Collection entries

____________

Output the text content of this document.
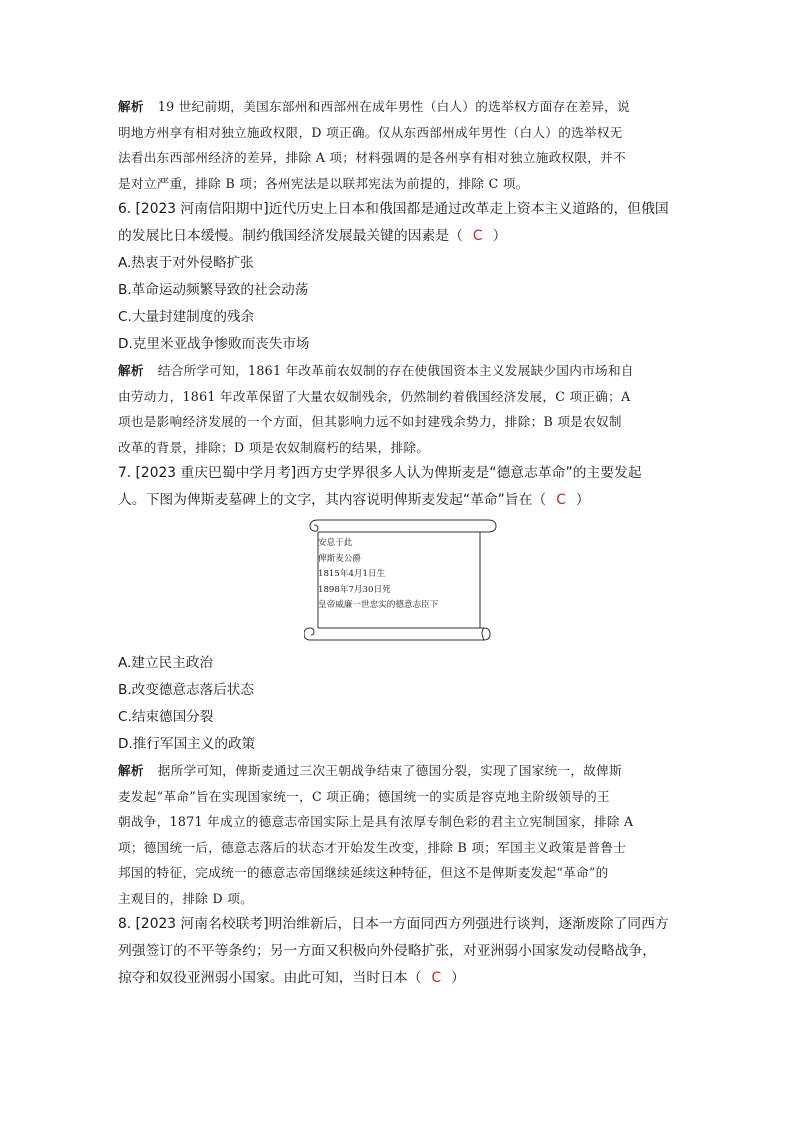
解析 19 世纪前期，美国东部州和西部州在成年男性（白人）的选举权方面存在差异，说
明地方州享有相对独立施政权限，D 项正确。仅从东西部州成年男性（白人）的选举权无
法看出东西部州经济的差异，排除 A 项；材料强调的是各州享有相对独立施政权限，并不
是对立严重，排除 B 项；各州宪法是以联邦宪法为前提的，排除 C 项。
6. [2023 河南信阳期中]近代历史上日本和俄国都是通过改革走上资本主义道路的，但俄国
的发展比日本缓慢。制约俄国经济发展最关键的因素是（ C ）
A.热衷于对外侵略扩张
B.革命运动频繁导致的社会动荡
C.大量封建制度的残余
D.克里米亚战争惨败而丧失市场
解析 结合所学可知，1861 年改革前农奴制的存在使俄国资本主义发展缺少国内市场和自
由劳动力，1861 年改革保留了大量农奴制残余，仍然制约着俄国经济发展，C 项正确；A
项也是影响经济发展的一个方面，但其影响力远不如封建残余势力，排除；B 项是农奴制
改革的背景，排除；D 项是农奴制腐朽的结果，排除。
7. [2023 重庆巴蜀中学月考]西方史学界很多人认为俾斯麦是“德意志革命”的主要发起
人。下图为俾斯麦墓碑上的文字，其内容说明俾斯麦发起“革命”旨在（ C ）
安息于此
俾斯麦公爵
1815年4月1日生
1898年7月30日死
皇帝威廉一世忠实的德意志臣下
A.建立民主政治
B.改变德意志落后状态
C.结束德国分裂
D.推行军国主义的政策
解析 据所学可知，俾斯麦通过三次王朝战争结束了德国分裂，实现了国家统一，故俾斯
麦发起“革命”旨在实现国家统一，C 项正确；德国统一的实质是容克地主阶级领导的王
朝战争，1871 年成立的德意志帝国实际上是具有浓厚专制色彩的君主立宪制国家，排除 A
项；德国统一后，德意志落后的状态才开始发生改变，排除 B 项；军国主义政策是普鲁士
邦国的特征，完成统一的德意志帝国继续延续这种特征，但这不是俾斯麦发起“革命”的
主观目的，排除 D 项。
8. [2023 河南名校联考]明治维新后，日本一方面同西方列强进行谈判，逐渐废除了同西方
列强签订的不平等条约；另一方面又积极向外侵略扩张，对亚洲弱小国家发动侵略战争，
掠夺和奴役亚洲弱小国家。由此可知，当时日本（ C ）
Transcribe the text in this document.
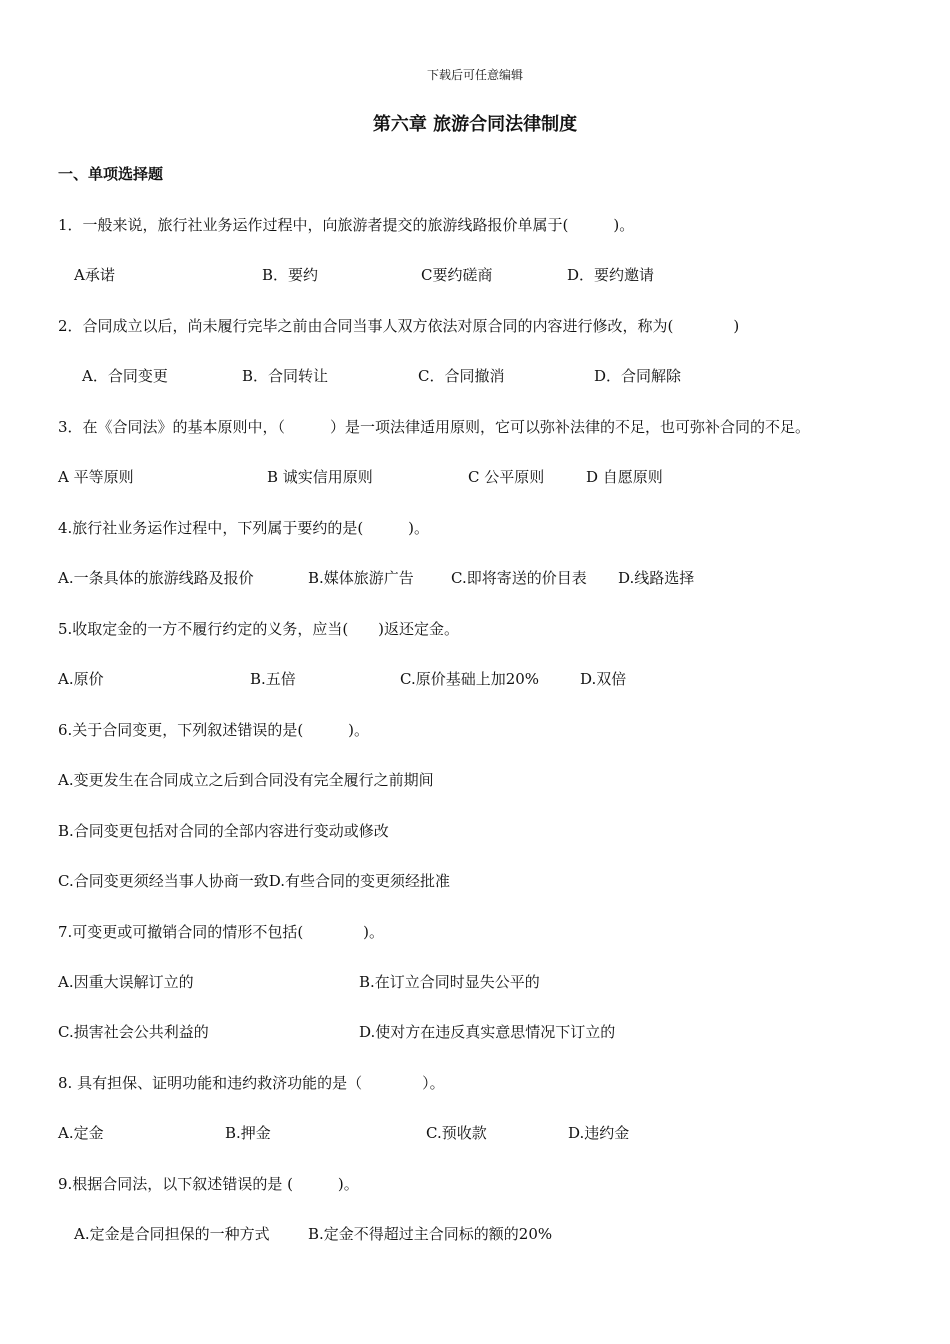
下载后可任意编辑
第六章 旅游合同法律制度
一、单项选择题
1．一般来说，旅行社业务运作过程中，向旅游者提交的旅游线路报价单属于(　　　)。
A承诺	B．要约	C要约磋商	D．要约邀请
2．合同成立以后，尚未履行完毕之前由合同当事人双方依法对原合同的内容进行修改，称为(　　　　)
A．合同变更	B．合同转让	C．合同撤消	D．合同解除
3．在《合同法》的基本原则中，（　　　）是一项法律适用原则，它可以弥补法律的不足，也可弥补合同的不足。
A 平等原则	B 诚实信用原则	C 公平原则	D 自愿原则
4.旅行社业务运作过程中，下列属于要约的是(　　　)。
A.一条具体的旅游线路及报价	B.媒体旅游广告 C.即将寄送的价目表 D.线路选择
5.收取定金的一方不履行约定的义务，应当(　　)返还定金。
A.原价	B.五倍	C.原价基础上加20%	D.双倍
6.关于合同变更，下列叙述错误的是(　　　)。
A.变更发生在合同成立之后到合同没有完全履行之前期间
B.合同变更包括对合同的全部内容进行变动或修改
C.合同变更须经当事人协商一致D.有些合同的变更须经批准
7.可变更或可撤销合同的情形不包括(　　　　)。
A.因重大误解订立的	B.在订立合同时显失公平的
C.损害社会公共利益的	D.使对方在违反真实意思情况下订立的
8. 具有担保、证明功能和违约救济功能的是（　　　　）。
A.定金	B.押金	C.预收款	D.违约金
9.根据合同法，以下叙述错误的是 (　　　)。
A.定金是合同担保的一种方式	B.定金不得超过主合同标的额的20%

____________

### What is required
Find the lines that include the string "text", then copy each of them.

### Response to this exercise
Output the text content of this document.
Transcribe the text in this document.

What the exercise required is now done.